THE REQUEST - Repeat the listing in full. Nothing may be added or left out.

(Figure dataset records)
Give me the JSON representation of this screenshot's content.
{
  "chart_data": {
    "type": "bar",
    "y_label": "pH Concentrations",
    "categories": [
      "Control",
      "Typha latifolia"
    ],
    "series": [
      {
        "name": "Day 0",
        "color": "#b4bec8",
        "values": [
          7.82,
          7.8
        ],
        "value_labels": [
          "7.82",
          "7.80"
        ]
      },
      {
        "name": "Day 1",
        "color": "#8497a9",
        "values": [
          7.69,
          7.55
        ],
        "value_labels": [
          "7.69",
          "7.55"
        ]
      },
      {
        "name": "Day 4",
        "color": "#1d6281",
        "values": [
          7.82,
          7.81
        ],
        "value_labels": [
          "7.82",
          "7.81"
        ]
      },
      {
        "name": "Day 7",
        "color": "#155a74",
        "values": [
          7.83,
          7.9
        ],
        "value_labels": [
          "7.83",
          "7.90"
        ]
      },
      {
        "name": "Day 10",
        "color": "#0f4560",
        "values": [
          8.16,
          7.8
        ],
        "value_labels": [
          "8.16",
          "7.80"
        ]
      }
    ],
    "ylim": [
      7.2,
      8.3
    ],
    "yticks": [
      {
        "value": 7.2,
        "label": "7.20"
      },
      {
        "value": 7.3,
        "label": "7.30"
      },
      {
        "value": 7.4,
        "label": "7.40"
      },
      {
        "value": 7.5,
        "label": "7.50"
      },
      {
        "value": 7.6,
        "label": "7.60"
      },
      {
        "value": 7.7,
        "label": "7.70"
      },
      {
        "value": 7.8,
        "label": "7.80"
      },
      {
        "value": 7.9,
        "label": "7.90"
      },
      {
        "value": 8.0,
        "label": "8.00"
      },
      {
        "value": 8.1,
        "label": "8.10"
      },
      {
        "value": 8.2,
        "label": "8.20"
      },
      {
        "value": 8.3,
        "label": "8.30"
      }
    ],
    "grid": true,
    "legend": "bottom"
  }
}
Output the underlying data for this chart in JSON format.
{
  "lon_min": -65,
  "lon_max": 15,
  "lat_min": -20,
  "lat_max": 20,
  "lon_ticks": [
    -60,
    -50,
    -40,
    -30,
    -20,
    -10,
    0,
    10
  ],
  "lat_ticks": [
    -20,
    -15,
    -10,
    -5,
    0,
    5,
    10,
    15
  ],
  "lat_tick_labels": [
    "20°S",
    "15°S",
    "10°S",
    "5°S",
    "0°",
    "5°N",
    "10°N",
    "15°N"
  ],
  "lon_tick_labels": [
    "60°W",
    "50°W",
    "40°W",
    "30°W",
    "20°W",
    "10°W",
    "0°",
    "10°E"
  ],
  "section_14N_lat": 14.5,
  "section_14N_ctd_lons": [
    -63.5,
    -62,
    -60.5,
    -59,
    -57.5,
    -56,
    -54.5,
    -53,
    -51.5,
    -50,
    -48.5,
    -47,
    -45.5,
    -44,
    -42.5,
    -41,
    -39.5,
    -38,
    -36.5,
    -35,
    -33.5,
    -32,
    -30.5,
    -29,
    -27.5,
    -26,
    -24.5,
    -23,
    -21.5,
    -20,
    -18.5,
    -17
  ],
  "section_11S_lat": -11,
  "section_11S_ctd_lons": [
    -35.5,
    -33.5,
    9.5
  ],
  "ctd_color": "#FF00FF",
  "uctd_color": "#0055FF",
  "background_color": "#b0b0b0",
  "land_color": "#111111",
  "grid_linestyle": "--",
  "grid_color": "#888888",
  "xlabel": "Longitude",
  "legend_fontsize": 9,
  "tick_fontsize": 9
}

EXERCISE OUTPUT -
Give me the JSON representation of this screenshot's content.
{
  "chart_data": {
    "type": "bar",
    "y_label": "pH Concentrations",
    "categories": [
      "Control",
      "Typha latifolia"
    ],
    "series": [
      {
        "name": "Day 0",
        "color": "#b4bec8",
        "values": [
          7.82,
          7.8
        ],
        "value_labels": [
          "7.82",
          "7.80"
        ]
      },
      {
        "name": "Day 1",
        "color": "#8497a9",
        "values": [
          7.69,
          7.55
        ],
        "value_labels": [
          "7.69",
          "7.55"
        ]
      },
      {
        "name": "Day 4",
        "color": "#1d6281",
        "values": [
          7.82,
          7.81
        ],
        "value_labels": [
          "7.82",
          "7.81"
        ]
      },
      {
        "name": "Day 7",
        "color": "#155a74",
        "values": [
          7.83,
          7.9
        ],
        "value_labels": [
          "7.83",
          "7.90"
        ]
      },
      {
        "name": "Day 10",
        "color": "#0f4560",
        "values": [
          8.16,
          7.8
        ],
        "value_labels": [
          "8.16",
          "7.80"
        ]
      }
    ],
    "ylim": [
      7.2,
      8.3
    ],
    "yticks": [
      {
        "value": 7.2,
        "label": "7.20"
      },
      {
        "value": 7.3,
        "label": "7.30"
      },
      {
        "value": 7.4,
        "label": "7.40"
      },
      {
        "value": 7.5,
        "label": "7.50"
      },
      {
        "value": 7.6,
        "label": "7.60"
      },
      {
        "value": 7.7,
        "label": "7.70"
      },
      {
        "value": 7.8,
        "label": "7.80"
      },
      {
        "value": 7.9,
        "label": "7.90"
      },
      {
        "value": 8.0,
        "label": "8.00"
      },
      {
        "value": 8.1,
        "label": "8.10"
      },
      {
        "value": 8.2,
        "label": "8.20"
      },
      {
        "value": 8.3,
        "label": "8.30"
      }
    ],
    "grid": true,
    "legend": "bottom"
  }
}
Output the underlying data for this chart in JSON format.
{
  "lon_min": -65,
  "lon_max": 15,
  "lat_min": -20,
  "lat_max": 20,
  "lon_ticks": [
    -60,
    -50,
    -40,
    -30,
    -20,
    -10,
    0,
    10
  ],
  "lat_ticks": [
    -20,
    -15,
    -10,
    -5,
    0,
    5,
    10,
    15
  ],
  "lat_tick_labels": [
    "20°S",
    "15°S",
    "10°S",
    "5°S",
    "0°",
    "5°N",
    "10°N",
    "15°N"
  ],
  "lon_tick_labels": [
    "60°W",
    "50°W",
    "40°W",
    "30°W",
    "20°W",
    "10°W",
    "0°",
    "10°E"
  ],
  "section_14N_lat": 14.5,
  "section_14N_ctd_lons": [
    -63.5,
    -62,
    -60.5,
    -59,
    -57.5,
    -56,
    -54.5,
    -53,
    -51.5,
    -50,
    -48.5,
    -47,
    -45.5,
    -44,
    -42.5,
    -41,
    -39.5,
    -38,
    -36.5,
    -35,
    -33.5,
    -32,
    -30.5,
    -29,
    -27.5,
    -26,
    -24.5,
    -23,
    -21.5,
    -20,
    -18.5,
    -17
  ],
  "section_11S_lat": -11,
  "section_11S_ctd_lons": [
    -35.5,
    -33.5,
    9.5
  ],
  "ctd_color": "#FF00FF",
  "uctd_color": "#0055FF",
  "background_color": "#b0b0b0",
  "land_color": "#111111",
  "grid_linestyle": "--",
  "grid_color": "#888888",
  "xlabel": "Longitude",
  "legend_fontsize": 9,
  "tick_fontsize": 9
}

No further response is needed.